What you will do
Could you extract every entry below and reproduce it exactly?

Extracted entries

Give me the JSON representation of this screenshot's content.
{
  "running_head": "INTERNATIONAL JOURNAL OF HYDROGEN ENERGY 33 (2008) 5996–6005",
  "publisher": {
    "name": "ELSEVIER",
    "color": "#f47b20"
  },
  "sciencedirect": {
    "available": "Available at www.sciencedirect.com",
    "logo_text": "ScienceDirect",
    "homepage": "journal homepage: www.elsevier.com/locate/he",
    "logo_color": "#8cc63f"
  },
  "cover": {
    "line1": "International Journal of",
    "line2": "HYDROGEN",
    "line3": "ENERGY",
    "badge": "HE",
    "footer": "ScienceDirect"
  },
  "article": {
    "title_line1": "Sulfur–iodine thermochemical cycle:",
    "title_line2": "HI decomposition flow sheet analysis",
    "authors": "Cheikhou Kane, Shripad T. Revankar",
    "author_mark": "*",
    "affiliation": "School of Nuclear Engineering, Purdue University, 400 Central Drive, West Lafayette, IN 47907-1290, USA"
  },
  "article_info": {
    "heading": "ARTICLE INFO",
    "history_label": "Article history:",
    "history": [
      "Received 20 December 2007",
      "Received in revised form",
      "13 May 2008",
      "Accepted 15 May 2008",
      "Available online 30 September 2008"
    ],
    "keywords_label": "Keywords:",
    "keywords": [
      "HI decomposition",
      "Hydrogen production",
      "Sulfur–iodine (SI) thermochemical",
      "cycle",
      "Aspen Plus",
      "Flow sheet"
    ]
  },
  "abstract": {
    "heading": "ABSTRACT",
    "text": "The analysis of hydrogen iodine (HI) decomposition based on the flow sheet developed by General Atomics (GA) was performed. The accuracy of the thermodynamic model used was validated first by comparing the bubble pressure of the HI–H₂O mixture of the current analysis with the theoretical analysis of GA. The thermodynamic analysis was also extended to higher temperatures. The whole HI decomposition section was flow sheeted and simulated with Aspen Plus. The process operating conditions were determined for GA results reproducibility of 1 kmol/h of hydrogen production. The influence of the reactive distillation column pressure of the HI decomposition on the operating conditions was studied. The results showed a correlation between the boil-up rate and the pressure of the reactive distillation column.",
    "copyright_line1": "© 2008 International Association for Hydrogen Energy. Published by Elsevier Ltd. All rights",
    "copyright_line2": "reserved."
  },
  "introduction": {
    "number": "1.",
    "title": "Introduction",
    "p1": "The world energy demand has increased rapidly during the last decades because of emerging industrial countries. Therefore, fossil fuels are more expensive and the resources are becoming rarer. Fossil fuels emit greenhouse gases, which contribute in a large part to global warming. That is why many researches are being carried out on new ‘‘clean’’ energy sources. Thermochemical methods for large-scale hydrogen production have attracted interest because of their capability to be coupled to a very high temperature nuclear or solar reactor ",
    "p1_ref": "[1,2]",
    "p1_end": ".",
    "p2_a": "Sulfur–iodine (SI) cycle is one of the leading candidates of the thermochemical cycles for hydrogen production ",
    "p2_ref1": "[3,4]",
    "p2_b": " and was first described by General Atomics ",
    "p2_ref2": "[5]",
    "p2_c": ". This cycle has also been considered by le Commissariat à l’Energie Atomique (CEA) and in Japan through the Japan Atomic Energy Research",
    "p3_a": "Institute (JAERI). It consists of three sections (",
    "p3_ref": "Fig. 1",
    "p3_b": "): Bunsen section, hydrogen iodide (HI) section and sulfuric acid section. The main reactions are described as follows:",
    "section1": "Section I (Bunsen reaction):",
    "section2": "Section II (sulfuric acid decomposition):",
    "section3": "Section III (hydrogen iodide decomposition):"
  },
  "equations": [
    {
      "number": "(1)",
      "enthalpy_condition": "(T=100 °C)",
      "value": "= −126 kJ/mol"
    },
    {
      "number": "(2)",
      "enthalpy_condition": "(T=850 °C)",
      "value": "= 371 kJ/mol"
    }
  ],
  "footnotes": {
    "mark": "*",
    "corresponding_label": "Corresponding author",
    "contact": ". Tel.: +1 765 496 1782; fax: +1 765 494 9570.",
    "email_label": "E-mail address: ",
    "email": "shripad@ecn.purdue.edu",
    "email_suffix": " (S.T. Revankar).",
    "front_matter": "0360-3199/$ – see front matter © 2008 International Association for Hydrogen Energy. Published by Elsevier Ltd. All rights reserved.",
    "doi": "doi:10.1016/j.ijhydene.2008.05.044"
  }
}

Solution to this task
Give me the JSON representation of this screenshot's content.
{
  "running_head": "INTERNATIONAL JOURNAL OF HYDROGEN ENERGY 33 (2008) 5996–6005",
  "publisher": {
    "name": "ELSEVIER",
    "color": "#f47b20"
  },
  "sciencedirect": {
    "available": "Available at www.sciencedirect.com",
    "logo_text": "ScienceDirect",
    "homepage": "journal homepage: www.elsevier.com/locate/he",
    "logo_color": "#8cc63f"
  },
  "cover": {
    "line1": "International Journal of",
    "line2": "HYDROGEN",
    "line3": "ENERGY",
    "badge": "HE",
    "footer": "ScienceDirect"
  },
  "article": {
    "title_line1": "Sulfur–iodine thermochemical cycle:",
    "title_line2": "HI decomposition flow sheet analysis",
    "authors": "Cheikhou Kane, Shripad T. Revankar",
    "author_mark": "*",
    "affiliation": "School of Nuclear Engineering, Purdue University, 400 Central Drive, West Lafayette, IN 47907-1290, USA"
  },
  "article_info": {
    "heading": "ARTICLE INFO",
    "history_label": "Article history:",
    "history": [
      "Received 20 December 2007",
      "Received in revised form",
      "13 May 2008",
      "Accepted 15 May 2008",
      "Available online 30 September 2008"
    ],
    "keywords_label": "Keywords:",
    "keywords": [
      "HI decomposition",
      "Hydrogen production",
      "Sulfur–iodine (SI) thermochemical",
      "cycle",
      "Aspen Plus",
      "Flow sheet"
    ]
  },
  "abstract": {
    "heading": "ABSTRACT",
    "text": "The analysis of hydrogen iodine (HI) decomposition based on the flow sheet developed by General Atomics (GA) was performed. The accuracy of the thermodynamic model used was validated first by comparing the bubble pressure of the HI–H₂O mixture of the current analysis with the theoretical analysis of GA. The thermodynamic analysis was also extended to higher temperatures. The whole HI decomposition section was flow sheeted and simulated with Aspen Plus. The process operating conditions were determined for GA results reproducibility of 1 kmol/h of hydrogen production. The influence of the reactive distillation column pressure of the HI decomposition on the operating conditions was studied. The results showed a correlation between the boil-up rate and the pressure of the reactive distillation column.",
    "copyright_line1": "© 2008 International Association for Hydrogen Energy. Published by Elsevier Ltd. All rights",
    "copyright_line2": "reserved."
  },
  "introduction": {
    "number": "1.",
    "title": "Introduction",
    "p1": "The world energy demand has increased rapidly during the last decades because of emerging industrial countries. Therefore, fossil fuels are more expensive and the resources are becoming rarer. Fossil fuels emit greenhouse gases, which contribute in a large part to global warming. That is why many researches are being carried out on new ‘‘clean’’ energy sources. Thermochemical methods for large-scale hydrogen production have attracted interest because of their capability to be coupled to a very high temperature nuclear or solar reactor ",
    "p1_ref": "[1,2]",
    "p1_end": ".",
    "p2_a": "Sulfur–iodine (SI) cycle is one of the leading candidates of the thermochemical cycles for hydrogen production ",
    "p2_ref1": "[3,4]",
    "p2_b": " and was first described by General Atomics ",
    "p2_ref2": "[5]",
    "p2_c": ". This cycle has also been considered by le Commissariat à l’Energie Atomique (CEA) and in Japan through the Japan Atomic Energy Research",
    "p3_a": "Institute (JAERI). It consists of three sections (",
    "p3_ref": "Fig. 1",
    "p3_b": "): Bunsen section, hydrogen iodide (HI) section and sulfuric acid section. The main reactions are described as follows:",
    "section1": "Section I (Bunsen reaction):",
    "section2": "Section II (sulfuric acid decomposition):",
    "section3": "Section III (hydrogen iodide decomposition):"
  },
  "equations": [
    {
      "number": "(1)",
      "enthalpy_condition": "(T=100 °C)",
      "value": "= −126 kJ/mol"
    },
    {
      "number": "(2)",
      "enthalpy_condition": "(T=850 °C)",
      "value": "= 371 kJ/mol"
    }
  ],
  "footnotes": {
    "mark": "*",
    "corresponding_label": "Corresponding author",
    "contact": ". Tel.: +1 765 496 1782; fax: +1 765 494 9570.",
    "email_label": "E-mail address: ",
    "email": "shripad@ecn.purdue.edu",
    "email_suffix": " (S.T. Revankar).",
    "front_matter": "0360-3199/$ – see front matter © 2008 International Association for Hydrogen Energy. Published by Elsevier Ltd. All rights reserved.",
    "doi": "doi:10.1016/j.ijhydene.2008.05.044"
  }
}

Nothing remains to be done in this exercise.